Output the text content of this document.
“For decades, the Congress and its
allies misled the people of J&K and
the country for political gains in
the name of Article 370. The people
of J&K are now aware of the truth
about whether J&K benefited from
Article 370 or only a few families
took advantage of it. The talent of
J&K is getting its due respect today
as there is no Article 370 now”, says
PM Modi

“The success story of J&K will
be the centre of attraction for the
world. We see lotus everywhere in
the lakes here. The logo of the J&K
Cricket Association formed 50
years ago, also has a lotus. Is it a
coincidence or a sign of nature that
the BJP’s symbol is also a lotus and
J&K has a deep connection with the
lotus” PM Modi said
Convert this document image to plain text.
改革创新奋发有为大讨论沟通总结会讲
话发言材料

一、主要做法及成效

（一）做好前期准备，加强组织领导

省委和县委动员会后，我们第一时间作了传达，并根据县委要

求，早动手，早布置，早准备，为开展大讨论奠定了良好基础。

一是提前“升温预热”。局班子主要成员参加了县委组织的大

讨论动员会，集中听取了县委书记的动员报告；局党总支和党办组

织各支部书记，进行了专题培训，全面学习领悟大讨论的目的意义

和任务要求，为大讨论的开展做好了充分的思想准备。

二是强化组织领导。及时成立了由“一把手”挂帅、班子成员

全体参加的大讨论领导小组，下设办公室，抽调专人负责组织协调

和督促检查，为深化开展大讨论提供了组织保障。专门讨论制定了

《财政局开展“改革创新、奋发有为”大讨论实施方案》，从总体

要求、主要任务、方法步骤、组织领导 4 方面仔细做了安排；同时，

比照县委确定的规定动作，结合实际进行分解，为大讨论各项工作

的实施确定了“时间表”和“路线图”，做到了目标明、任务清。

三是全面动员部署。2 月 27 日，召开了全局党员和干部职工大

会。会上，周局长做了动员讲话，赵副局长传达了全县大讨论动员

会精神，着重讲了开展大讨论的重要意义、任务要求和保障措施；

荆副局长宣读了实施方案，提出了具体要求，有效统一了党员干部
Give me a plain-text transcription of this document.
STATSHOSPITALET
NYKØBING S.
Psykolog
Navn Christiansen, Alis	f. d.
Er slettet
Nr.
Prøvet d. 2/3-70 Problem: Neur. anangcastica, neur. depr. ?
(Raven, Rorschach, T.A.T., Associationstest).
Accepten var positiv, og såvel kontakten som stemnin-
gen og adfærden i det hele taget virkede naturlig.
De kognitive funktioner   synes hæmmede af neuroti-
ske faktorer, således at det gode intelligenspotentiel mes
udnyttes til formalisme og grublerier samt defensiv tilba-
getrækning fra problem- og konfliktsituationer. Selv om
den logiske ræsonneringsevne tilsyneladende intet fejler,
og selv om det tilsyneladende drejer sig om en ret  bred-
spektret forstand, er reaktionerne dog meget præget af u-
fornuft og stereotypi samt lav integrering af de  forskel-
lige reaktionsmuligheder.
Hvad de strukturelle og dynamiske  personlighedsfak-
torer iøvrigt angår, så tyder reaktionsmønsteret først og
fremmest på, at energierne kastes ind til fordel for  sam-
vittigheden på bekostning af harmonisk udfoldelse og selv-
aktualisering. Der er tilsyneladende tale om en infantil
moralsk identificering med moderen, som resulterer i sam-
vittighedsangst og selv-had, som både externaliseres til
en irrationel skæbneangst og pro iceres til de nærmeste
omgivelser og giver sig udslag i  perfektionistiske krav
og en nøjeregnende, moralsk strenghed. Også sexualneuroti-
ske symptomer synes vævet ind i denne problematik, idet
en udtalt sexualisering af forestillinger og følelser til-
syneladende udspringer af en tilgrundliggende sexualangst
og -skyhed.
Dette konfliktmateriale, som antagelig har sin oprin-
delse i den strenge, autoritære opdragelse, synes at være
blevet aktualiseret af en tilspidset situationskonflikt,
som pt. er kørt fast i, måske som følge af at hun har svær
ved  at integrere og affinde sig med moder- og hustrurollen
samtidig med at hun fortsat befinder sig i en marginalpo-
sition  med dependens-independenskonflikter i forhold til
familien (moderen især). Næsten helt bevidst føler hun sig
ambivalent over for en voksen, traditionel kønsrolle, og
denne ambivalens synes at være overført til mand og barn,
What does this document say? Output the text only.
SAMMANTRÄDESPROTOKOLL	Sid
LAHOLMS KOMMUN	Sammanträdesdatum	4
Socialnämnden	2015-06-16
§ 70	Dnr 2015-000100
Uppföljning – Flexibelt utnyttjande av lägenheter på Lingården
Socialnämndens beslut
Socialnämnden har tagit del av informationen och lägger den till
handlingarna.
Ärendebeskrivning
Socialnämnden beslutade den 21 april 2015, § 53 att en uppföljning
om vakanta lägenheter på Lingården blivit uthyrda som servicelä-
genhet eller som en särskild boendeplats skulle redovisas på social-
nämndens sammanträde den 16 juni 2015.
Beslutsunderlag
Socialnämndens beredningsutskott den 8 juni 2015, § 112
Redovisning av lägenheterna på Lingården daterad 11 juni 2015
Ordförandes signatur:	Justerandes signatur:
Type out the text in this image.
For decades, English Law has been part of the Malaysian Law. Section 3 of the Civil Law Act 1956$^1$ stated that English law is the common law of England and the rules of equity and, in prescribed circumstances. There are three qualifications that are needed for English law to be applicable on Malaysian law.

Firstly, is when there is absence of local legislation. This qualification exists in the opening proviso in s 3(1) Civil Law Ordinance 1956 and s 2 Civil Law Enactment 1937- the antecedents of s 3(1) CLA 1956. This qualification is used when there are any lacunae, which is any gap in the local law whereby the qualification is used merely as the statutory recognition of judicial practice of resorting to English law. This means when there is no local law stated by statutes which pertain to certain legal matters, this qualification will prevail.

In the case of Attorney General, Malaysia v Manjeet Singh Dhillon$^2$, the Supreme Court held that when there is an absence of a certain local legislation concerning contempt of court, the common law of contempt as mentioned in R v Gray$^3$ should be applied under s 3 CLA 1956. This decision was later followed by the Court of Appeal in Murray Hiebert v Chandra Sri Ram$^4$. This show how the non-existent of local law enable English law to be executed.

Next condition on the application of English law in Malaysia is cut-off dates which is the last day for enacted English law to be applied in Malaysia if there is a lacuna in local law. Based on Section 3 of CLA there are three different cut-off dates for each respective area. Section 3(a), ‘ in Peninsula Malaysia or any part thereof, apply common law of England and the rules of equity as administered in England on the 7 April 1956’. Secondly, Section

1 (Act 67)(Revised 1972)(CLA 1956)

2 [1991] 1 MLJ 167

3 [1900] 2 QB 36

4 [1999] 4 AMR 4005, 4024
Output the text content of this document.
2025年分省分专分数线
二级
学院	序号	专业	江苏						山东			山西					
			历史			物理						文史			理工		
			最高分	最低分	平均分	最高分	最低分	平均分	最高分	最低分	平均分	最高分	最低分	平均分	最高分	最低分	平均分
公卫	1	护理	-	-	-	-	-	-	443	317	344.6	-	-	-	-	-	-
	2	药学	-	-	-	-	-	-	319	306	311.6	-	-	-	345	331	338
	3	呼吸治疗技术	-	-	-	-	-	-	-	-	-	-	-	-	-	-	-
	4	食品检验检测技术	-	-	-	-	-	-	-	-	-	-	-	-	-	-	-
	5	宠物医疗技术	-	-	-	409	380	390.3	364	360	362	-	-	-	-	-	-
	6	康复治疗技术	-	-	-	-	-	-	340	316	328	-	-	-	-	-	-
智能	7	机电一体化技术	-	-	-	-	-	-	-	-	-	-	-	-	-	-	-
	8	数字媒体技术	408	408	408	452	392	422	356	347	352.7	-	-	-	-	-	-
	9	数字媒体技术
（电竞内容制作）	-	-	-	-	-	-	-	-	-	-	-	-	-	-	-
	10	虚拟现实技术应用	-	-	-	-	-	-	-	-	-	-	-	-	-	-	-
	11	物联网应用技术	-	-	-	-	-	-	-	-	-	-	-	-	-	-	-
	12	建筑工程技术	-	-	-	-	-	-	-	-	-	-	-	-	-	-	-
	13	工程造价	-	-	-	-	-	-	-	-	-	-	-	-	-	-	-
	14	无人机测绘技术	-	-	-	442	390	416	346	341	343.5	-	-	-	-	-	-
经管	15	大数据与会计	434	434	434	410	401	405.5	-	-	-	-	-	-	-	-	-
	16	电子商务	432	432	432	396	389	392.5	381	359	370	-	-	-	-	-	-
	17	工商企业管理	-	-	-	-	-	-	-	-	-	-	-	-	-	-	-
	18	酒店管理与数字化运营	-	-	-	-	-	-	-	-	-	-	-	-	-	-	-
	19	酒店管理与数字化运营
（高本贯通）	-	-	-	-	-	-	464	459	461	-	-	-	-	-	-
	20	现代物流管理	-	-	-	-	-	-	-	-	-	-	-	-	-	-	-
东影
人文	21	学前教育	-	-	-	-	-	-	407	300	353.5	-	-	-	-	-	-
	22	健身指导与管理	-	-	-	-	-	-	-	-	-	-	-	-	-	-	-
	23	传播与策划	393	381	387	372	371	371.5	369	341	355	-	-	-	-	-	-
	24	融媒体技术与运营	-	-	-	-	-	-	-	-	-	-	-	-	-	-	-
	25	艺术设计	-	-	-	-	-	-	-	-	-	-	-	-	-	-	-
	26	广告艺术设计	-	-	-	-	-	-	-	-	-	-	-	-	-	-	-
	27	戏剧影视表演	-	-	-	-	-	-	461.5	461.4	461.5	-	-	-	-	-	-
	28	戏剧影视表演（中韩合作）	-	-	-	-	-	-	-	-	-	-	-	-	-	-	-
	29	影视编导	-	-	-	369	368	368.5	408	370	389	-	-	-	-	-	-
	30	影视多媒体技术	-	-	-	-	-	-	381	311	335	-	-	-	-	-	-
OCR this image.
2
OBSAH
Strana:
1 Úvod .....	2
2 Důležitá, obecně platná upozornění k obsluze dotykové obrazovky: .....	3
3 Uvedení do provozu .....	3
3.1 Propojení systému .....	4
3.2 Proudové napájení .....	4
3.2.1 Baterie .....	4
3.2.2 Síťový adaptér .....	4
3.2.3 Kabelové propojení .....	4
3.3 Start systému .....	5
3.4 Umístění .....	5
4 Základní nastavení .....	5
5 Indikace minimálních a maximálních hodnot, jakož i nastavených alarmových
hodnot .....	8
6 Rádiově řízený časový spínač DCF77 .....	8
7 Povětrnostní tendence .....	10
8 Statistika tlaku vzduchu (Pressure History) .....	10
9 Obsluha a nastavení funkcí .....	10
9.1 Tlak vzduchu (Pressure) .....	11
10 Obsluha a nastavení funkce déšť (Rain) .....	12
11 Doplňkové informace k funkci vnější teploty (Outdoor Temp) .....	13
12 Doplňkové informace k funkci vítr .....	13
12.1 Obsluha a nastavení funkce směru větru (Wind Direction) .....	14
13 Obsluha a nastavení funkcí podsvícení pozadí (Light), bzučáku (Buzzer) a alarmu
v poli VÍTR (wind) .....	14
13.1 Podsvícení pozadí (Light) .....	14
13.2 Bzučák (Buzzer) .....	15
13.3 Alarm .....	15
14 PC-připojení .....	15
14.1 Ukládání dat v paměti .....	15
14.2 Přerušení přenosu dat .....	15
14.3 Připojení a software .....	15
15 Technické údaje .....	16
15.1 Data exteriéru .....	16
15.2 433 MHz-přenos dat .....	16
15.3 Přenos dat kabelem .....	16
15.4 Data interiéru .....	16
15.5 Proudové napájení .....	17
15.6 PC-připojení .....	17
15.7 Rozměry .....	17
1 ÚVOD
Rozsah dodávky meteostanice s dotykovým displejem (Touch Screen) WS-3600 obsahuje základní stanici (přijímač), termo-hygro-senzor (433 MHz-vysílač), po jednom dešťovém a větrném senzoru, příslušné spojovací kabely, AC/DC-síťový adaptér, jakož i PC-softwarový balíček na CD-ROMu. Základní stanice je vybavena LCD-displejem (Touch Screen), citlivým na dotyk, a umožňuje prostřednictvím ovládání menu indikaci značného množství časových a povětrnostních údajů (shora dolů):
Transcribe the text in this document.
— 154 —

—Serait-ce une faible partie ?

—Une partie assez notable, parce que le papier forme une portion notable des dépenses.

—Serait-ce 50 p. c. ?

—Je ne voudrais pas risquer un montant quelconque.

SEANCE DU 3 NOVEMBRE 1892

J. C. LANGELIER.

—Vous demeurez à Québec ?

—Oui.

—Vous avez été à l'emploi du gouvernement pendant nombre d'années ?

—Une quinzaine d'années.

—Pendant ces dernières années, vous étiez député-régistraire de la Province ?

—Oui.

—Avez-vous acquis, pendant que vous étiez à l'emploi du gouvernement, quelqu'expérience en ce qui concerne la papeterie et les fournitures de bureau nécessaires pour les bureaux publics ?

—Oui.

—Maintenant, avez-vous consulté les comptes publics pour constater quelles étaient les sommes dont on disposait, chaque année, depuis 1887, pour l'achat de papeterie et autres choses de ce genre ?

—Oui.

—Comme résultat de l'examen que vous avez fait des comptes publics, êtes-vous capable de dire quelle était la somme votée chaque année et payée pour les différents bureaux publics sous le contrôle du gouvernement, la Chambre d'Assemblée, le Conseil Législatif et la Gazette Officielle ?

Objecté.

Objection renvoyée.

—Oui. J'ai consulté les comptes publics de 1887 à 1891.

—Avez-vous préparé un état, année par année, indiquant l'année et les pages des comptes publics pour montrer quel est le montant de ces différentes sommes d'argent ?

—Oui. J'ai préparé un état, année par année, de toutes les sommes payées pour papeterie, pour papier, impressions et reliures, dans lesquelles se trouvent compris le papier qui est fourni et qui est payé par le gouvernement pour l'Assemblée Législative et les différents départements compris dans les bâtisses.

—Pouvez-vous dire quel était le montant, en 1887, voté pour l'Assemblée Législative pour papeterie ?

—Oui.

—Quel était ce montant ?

###

Which lines of the data include "juni"? Copy each of them.

nämndens sammanträde den 16 juni 2015.
Socialnämndens beredningsutskott den 8 juni 2015, § 112
Redovisning av lägenheterna på Lingården daterad 11 juni 2015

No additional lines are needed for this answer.